Text block

+===+

IMO the slab->nodeid  field just lets us know to which nodes list3 is 
this slab attached, irrespective of the node from
which node the memory was got.
 

>/This patch fixes that issue by adding a node field to free_block so that the caller
>can indicate which node currently uses a slab.
>
>/
>
But the nodeid is already accessible through the slab-descriptor of this 
object, and this nodeid is set in the cache_grow
function.

>/Also removes the check for the current node from kmalloc_cache_node since the
>process may shift later to another node which may lead to an allocation on another
>node than intended.
>/
>
Yeah that is possible, but won't putting a check in __cache_alloc_node 
after disabling the interrupt be better, because 
kmalloc_node/kmem_cache_alloc_node can be called at runtime as well, and 
getting the object directly from the slabs, instead of the arraycaches 
may slow up things.
Thus tweaking the patch a little.


Thanks & Regards,
Alok


[-- Attachment #2: cache_alloc_node.patch --]
[-- Type: text/x-patch, Size: 1880 bytes --]

Signed-off-by: Alok N Kataria <alokk@calsoftinc.com>

Index: linux-2.6.13/mm/slab.c
===================================================================
--- linux-2.6.13.orig/mm/slab.c	2005-09-24 00:08:00.221900000 +0530
+++ linux-2.6.13/mm/slab.c	2005-09-24 00:24:12.206645250 +0530
@@ -2507,16 +2507,12 @@
 #define cache_alloc_debugcheck_after(a,b,objp,d) (objp)
 #endif
 
-
-static inline void *__cache_alloc(kmem_cache_t *cachep, unsigned int __nocast flags)

+===+

Short exercise 1
From the slab patch discussion, extract the passage starting with "Index: linux-2.6.13/mm/slab.c" and going on through "#define cache_alloc_debugcheck_after(a,b,objp,d) (objp)", copying it word for word.

Material supplied

+===+

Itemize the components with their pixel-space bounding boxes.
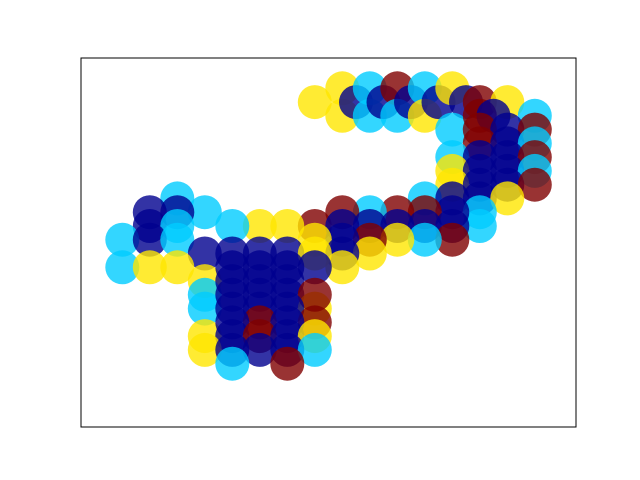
scatter-point-116 xyxy=(297,332,332,367)
scatter-point-118 xyxy=(270,346,305,381)
points-layer xyxy=(105,71,552,381)
scatter-point-62 xyxy=(352,236,387,271)
scatter-point-56 xyxy=(435,222,470,257)
scatter-point-80 xyxy=(160,250,195,285)
scatter-point-75 xyxy=(105,250,140,285)
scatter-point-0 xyxy=(297,85,332,120)
scatter-point-78 xyxy=(187,236,222,271)
scatter-point-83 xyxy=(187,291,222,326)
scatter-point-112 xyxy=(187,332,222,367)
scatter-point-65 xyxy=(270,209,305,243)
scatter-point-74 xyxy=(105,222,140,257)
scatter-point-114 xyxy=(242,332,277,367)
scatter-point-38 xyxy=(517,167,552,202)
scatter-point-68 xyxy=(187,195,222,230)
scatter-point-77 xyxy=(160,222,195,257)
scatter-point-99 xyxy=(297,277,332,312)
plot-frame xyxy=(80,57,577,428)
scatter-point-67 xyxy=(215,209,250,243)
scatter-point-66 xyxy=(242,209,277,243)
scatter-point-64 xyxy=(325,250,360,285)
scatter-point-76 xyxy=(132,222,167,257)
scatter-point-117 xyxy=(215,346,250,381)
scatter-point-57 xyxy=(407,222,442,257)
scatter-point-79 xyxy=(132,250,167,285)
scatter-point-44 xyxy=(462,209,497,243)
scatter-point-42 xyxy=(490,181,525,216)
scatter-point-58 xyxy=(380,222,415,257)
scatter-point-18 xyxy=(435,112,470,147)
scatter-point-91 xyxy=(297,250,332,285)
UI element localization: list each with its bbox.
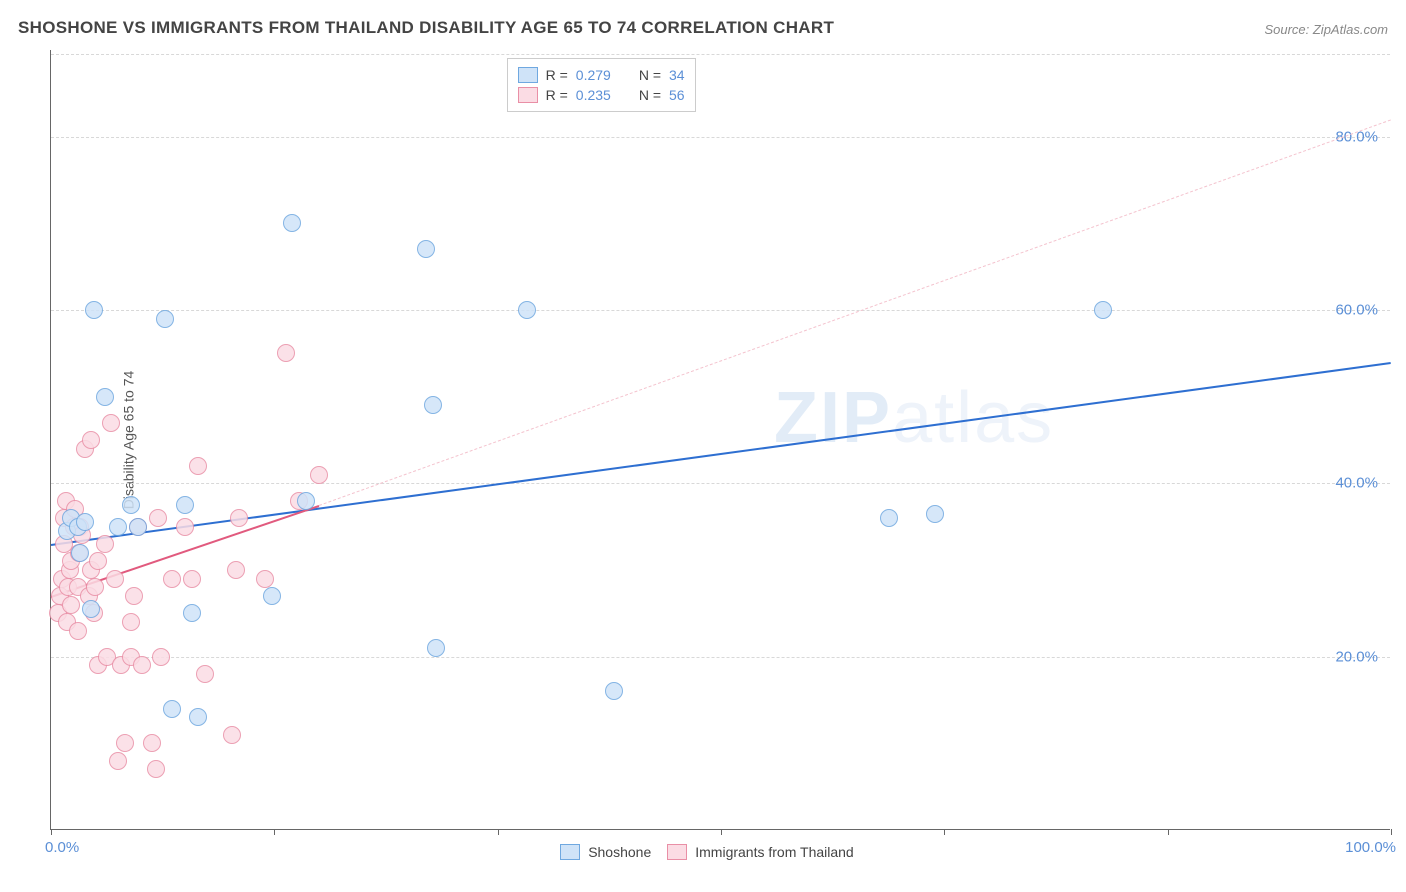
data-point — [76, 513, 94, 531]
x-axis-max-label: 100.0% — [1345, 839, 1396, 856]
data-point — [69, 622, 87, 640]
x-tick — [51, 829, 52, 835]
x-tick — [721, 829, 722, 835]
data-point — [147, 760, 165, 778]
data-point — [310, 466, 328, 484]
data-point — [263, 587, 281, 605]
data-point — [1094, 301, 1112, 319]
x-tick — [498, 829, 499, 835]
plot-area: Disability Age 65 to 74 ZIPatlas 20.0% 40… — [50, 50, 1390, 830]
data-point — [102, 414, 120, 432]
legend-n-label: N = — [639, 87, 661, 103]
data-point — [133, 656, 151, 674]
data-point — [880, 509, 898, 527]
gridline — [51, 310, 1390, 311]
data-point — [116, 734, 134, 752]
data-point — [86, 578, 104, 596]
data-point — [82, 431, 100, 449]
y-tick-label: 20.0% — [1335, 648, 1378, 665]
legend-r-value: 0.235 — [576, 87, 611, 103]
legend-item: Shoshone — [560, 842, 651, 862]
data-point — [189, 708, 207, 726]
data-point — [605, 682, 623, 700]
data-point — [109, 752, 127, 770]
data-point — [424, 396, 442, 414]
data-point — [109, 518, 127, 536]
x-axis-min-label: 0.0% — [45, 839, 79, 856]
data-point — [230, 509, 248, 527]
data-point — [106, 570, 124, 588]
y-axis-label: Disability Age 65 to 74 — [120, 370, 136, 509]
data-point — [223, 726, 241, 744]
x-tick — [1391, 829, 1392, 835]
legend-n-value: 56 — [669, 87, 685, 103]
series-legend: Shoshone Immigrants from Thailand — [560, 842, 854, 862]
data-point — [926, 505, 944, 523]
x-tick — [274, 829, 275, 835]
legend-n-value: 34 — [669, 67, 685, 83]
data-point — [518, 301, 536, 319]
x-tick — [944, 829, 945, 835]
data-point — [149, 509, 167, 527]
data-point — [163, 700, 181, 718]
correlation-legend: R = 0.279 N = 34 R = 0.235 N = 56 — [507, 58, 696, 112]
data-point — [189, 457, 207, 475]
legend-r-label: R = — [546, 67, 568, 83]
legend-r-label: R = — [546, 87, 568, 103]
data-point — [277, 344, 295, 362]
data-point — [143, 734, 161, 752]
gridline — [51, 657, 1390, 658]
legend-row: R = 0.235 N = 56 — [518, 85, 685, 105]
data-point — [85, 301, 103, 319]
gridline — [51, 54, 1390, 55]
legend-row: R = 0.279 N = 34 — [518, 65, 685, 85]
data-point — [156, 310, 174, 328]
data-point — [283, 214, 301, 232]
data-point — [427, 639, 445, 657]
data-point — [227, 561, 245, 579]
source-attribution: Source: ZipAtlas.com — [1264, 22, 1388, 37]
legend-series-name: Immigrants from Thailand — [695, 844, 853, 860]
trendline — [319, 119, 1391, 506]
legend-swatch — [560, 844, 580, 860]
data-point — [96, 535, 114, 553]
data-point — [183, 604, 201, 622]
gridline — [51, 483, 1390, 484]
data-point — [125, 587, 143, 605]
data-point — [96, 388, 114, 406]
trendline — [51, 362, 1391, 546]
data-point — [82, 600, 100, 618]
data-point — [163, 570, 181, 588]
legend-n-label: N = — [639, 67, 661, 83]
data-point — [71, 544, 89, 562]
y-tick-label: 60.0% — [1335, 302, 1378, 319]
watermark: ZIPatlas — [774, 377, 1054, 459]
data-point — [129, 518, 147, 536]
data-point — [89, 552, 107, 570]
legend-series-name: Shoshone — [588, 844, 651, 860]
data-point — [256, 570, 274, 588]
data-point — [122, 613, 140, 631]
legend-swatch — [518, 67, 538, 83]
data-point — [183, 570, 201, 588]
legend-swatch — [667, 844, 687, 860]
y-tick-label: 40.0% — [1335, 475, 1378, 492]
data-point — [152, 648, 170, 666]
data-point — [297, 492, 315, 510]
legend-r-value: 0.279 — [576, 67, 611, 83]
chart-title: SHOSHONE VS IMMIGRANTS FROM THAILAND DIS… — [18, 18, 834, 38]
data-point — [122, 496, 140, 514]
data-point — [417, 240, 435, 258]
data-point — [176, 496, 194, 514]
x-tick — [1168, 829, 1169, 835]
legend-swatch — [518, 87, 538, 103]
gridline — [51, 137, 1390, 138]
data-point — [176, 518, 194, 536]
legend-item: Immigrants from Thailand — [667, 842, 853, 862]
data-point — [62, 596, 80, 614]
data-point — [196, 665, 214, 683]
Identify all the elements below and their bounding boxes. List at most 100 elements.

+===+

Short exercise 2
Put the lines of the listing, starting with the line with "data-point — [76, 513, 94, 531]" and going on through the line with "legend-n-value: 56 — [669, 87, 685, 103]", into a JSON list of strings, one string per line, leaving out blank lines.

Written reply 1
Index: linux-2.6.13/mm/slab.c
===================================================================
--- linux-2.6.13.orig/mm/slab.c	2005-09-24 00:08:00.221900000 +0530
+++ linux-2.6.13/mm/slab.c	2005-09-24 00:24:12.206645250 +0530
@@ -2507,16 +2507,12 @@
 #define cache_alloc_debugcheck_after(a,b,objp,d) (objp)

Written reply 2
[
  "data-point — [76, 513, 94, 531]",
  "x-axis-max-label: 100.0% — [1345, 839, 1396, 856]",
  "data-point — [69, 622, 87, 640]",
  "x-tick — [51, 829, 52, 835]",
  "x-tick — [721, 829, 722, 835]",
  "data-point — [147, 760, 165, 778]",
  "data-point — [310, 466, 328, 484]",
  "data-point — [263, 587, 281, 605]",
  "data-point — [1094, 301, 1112, 319]",
  "x-tick — [498, 829, 499, 835]",
  "plot-area: Disability Age 65 to 74 ZIPatlas 20.0% 40… — [50, 50, 1390, 830]",
  "data-point — [102, 414, 120, 432]",
  "legend-n-label: N = — [639, 87, 661, 103]",
  "data-point — [133, 656, 151, 674]",
  "data-point — [880, 509, 898, 527]",
  "gridline — [51, 310, 1390, 311]",
  "data-point — [116, 734, 134, 752]",
  "data-point — [86, 578, 104, 596]",
  "data-point — [82, 431, 100, 449]",
  "y-tick-label: 20.0% — [1335, 648, 1378, 665]",
  "legend-r-value: 0.235 — [576, 87, 611, 103]",
  "legend-item: Shoshone — [560, 842, 651, 862]",
  "data-point — [189, 708, 207, 726]",
  "data-point — [605, 682, 623, 700]",
  "data-point — [109, 752, 127, 770]",
  "data-point — [424, 396, 442, 414]",
  "data-point — [109, 518, 127, 536]",
  "x-axis-min-label: 0.0% — [45, 839, 79, 856]",
  "data-point — [230, 509, 248, 527]",
  "data-point — [106, 570, 124, 588]",
  "y-axis-label: Disability Age 65 to 74 — [120, 370, 136, 509]",
  "data-point — [223, 726, 241, 744]",
  "x-tick — [1391, 829, 1392, 835]",
  "legend-n-value: 56 — [669, 87, 685, 103]"
]